(Dataset rows about figures)
========================

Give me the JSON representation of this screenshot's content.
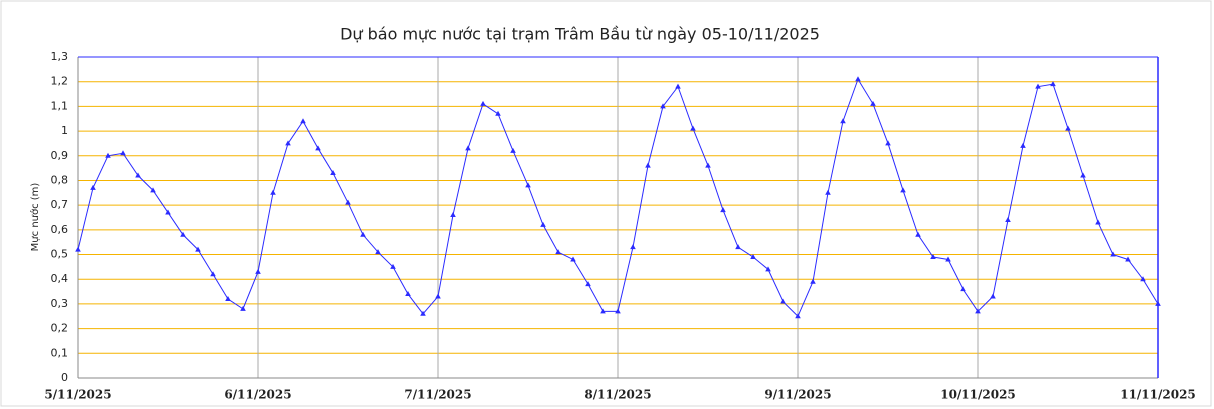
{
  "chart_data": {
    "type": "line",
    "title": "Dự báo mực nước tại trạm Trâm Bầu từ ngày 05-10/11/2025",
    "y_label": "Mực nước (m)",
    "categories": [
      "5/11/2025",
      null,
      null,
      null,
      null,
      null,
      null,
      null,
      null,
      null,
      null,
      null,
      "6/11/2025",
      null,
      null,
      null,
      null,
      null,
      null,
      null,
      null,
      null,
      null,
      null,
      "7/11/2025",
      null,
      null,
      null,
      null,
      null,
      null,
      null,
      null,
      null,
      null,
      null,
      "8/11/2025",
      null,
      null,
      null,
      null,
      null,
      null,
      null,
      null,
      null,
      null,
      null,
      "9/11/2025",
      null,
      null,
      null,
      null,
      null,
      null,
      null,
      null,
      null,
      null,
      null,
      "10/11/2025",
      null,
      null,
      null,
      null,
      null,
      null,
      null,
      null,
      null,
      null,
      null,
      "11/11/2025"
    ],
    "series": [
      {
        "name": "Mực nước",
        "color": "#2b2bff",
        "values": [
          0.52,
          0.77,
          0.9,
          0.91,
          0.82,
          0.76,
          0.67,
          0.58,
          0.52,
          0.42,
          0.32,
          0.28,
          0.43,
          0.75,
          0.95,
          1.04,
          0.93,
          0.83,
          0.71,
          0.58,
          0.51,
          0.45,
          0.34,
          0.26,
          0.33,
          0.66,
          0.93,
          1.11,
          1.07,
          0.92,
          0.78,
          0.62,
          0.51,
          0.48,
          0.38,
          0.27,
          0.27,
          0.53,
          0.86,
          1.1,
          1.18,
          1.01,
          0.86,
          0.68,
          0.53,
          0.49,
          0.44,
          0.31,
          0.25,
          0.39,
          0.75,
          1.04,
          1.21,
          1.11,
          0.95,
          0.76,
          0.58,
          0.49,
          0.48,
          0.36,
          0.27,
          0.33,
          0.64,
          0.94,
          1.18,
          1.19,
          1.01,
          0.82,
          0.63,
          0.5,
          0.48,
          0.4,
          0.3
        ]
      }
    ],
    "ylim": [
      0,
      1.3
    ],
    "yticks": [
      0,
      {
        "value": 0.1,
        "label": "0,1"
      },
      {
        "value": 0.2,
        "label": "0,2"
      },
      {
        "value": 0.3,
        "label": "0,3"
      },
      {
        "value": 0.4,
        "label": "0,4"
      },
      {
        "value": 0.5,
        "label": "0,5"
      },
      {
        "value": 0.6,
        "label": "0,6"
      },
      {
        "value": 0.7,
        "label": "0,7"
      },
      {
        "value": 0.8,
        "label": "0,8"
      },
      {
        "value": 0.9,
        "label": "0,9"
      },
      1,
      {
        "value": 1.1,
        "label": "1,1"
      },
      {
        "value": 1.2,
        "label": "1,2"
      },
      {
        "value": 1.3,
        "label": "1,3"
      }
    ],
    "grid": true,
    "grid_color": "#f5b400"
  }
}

========================

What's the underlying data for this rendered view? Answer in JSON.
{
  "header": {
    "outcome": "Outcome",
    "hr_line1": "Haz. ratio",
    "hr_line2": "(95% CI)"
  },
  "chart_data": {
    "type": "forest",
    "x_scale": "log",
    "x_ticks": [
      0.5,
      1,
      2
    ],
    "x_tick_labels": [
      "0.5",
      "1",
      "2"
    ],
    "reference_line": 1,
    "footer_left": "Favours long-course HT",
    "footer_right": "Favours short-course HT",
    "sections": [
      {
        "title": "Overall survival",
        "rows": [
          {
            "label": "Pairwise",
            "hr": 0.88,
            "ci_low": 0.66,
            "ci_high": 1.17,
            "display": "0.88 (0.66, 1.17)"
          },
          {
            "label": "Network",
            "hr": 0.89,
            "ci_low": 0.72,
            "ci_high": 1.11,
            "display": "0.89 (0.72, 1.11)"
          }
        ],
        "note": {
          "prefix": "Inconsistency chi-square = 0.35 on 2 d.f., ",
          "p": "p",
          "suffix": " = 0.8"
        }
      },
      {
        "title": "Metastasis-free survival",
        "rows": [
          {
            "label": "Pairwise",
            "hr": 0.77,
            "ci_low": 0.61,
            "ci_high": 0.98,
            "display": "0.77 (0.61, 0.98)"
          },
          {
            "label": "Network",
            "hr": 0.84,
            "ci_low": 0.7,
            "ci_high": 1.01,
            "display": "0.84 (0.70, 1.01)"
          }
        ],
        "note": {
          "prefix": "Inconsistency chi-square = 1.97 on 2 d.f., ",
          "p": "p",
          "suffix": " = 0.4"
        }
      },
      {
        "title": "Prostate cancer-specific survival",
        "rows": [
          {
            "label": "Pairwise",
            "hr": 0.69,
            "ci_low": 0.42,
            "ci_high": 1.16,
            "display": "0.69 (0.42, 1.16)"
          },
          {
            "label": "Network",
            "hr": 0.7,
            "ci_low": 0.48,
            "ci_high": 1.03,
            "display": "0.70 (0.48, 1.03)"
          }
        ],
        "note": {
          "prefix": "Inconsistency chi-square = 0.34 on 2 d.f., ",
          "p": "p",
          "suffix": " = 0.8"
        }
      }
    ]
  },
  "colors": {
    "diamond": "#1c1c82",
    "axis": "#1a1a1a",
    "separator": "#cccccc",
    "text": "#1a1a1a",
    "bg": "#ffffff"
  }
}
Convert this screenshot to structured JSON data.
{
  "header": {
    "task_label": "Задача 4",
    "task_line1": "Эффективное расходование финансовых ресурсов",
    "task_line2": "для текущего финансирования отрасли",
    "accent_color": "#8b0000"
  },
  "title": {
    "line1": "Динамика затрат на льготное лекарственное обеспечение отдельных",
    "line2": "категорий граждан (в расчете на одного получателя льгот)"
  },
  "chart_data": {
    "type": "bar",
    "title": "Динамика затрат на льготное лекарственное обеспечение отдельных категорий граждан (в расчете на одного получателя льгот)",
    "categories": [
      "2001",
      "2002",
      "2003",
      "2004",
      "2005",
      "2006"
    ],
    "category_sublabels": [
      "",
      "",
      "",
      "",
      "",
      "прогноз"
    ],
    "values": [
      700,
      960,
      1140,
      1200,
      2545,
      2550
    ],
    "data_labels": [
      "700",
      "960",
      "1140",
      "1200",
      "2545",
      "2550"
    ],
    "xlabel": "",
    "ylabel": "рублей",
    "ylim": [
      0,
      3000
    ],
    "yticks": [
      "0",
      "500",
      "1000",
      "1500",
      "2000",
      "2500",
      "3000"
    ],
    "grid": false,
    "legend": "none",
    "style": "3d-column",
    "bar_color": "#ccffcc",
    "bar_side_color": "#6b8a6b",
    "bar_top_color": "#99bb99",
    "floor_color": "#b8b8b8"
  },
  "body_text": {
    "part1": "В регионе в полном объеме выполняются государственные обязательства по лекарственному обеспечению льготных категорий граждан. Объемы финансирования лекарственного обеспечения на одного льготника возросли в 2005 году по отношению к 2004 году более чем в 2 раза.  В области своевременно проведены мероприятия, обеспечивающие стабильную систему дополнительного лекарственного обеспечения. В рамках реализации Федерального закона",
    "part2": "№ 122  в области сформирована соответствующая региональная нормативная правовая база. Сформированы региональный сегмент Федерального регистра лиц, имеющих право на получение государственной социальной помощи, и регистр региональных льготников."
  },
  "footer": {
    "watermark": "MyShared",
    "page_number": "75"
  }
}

========================

■ PROBLEM REQUIREMENTS: Check each line above for the string "одного", then copy the ones that have it.

■ CORRECT ANSWER:
    "line2": "категорий граждан (в расчете на одного получателя льгот)"
    "title": "Динамика затрат на льготное лекарственное обеспечение отдельных категорий граждан (в расчете на одного получателя льгот)",
    "part1": "В регионе в полном объеме выполняются государственные обязательства по лекарственному обеспечению льготных категорий граждан. Объемы финансирования лекарственного обеспечения на одного льготника возросли в 2005 году по отношению к 2004 году более чем в 2 раза.  В области своевременно проведены мероприятия, обеспечивающие стабильную систему дополнительного лекарственного обеспечения. В рамках реализации Федерального закона",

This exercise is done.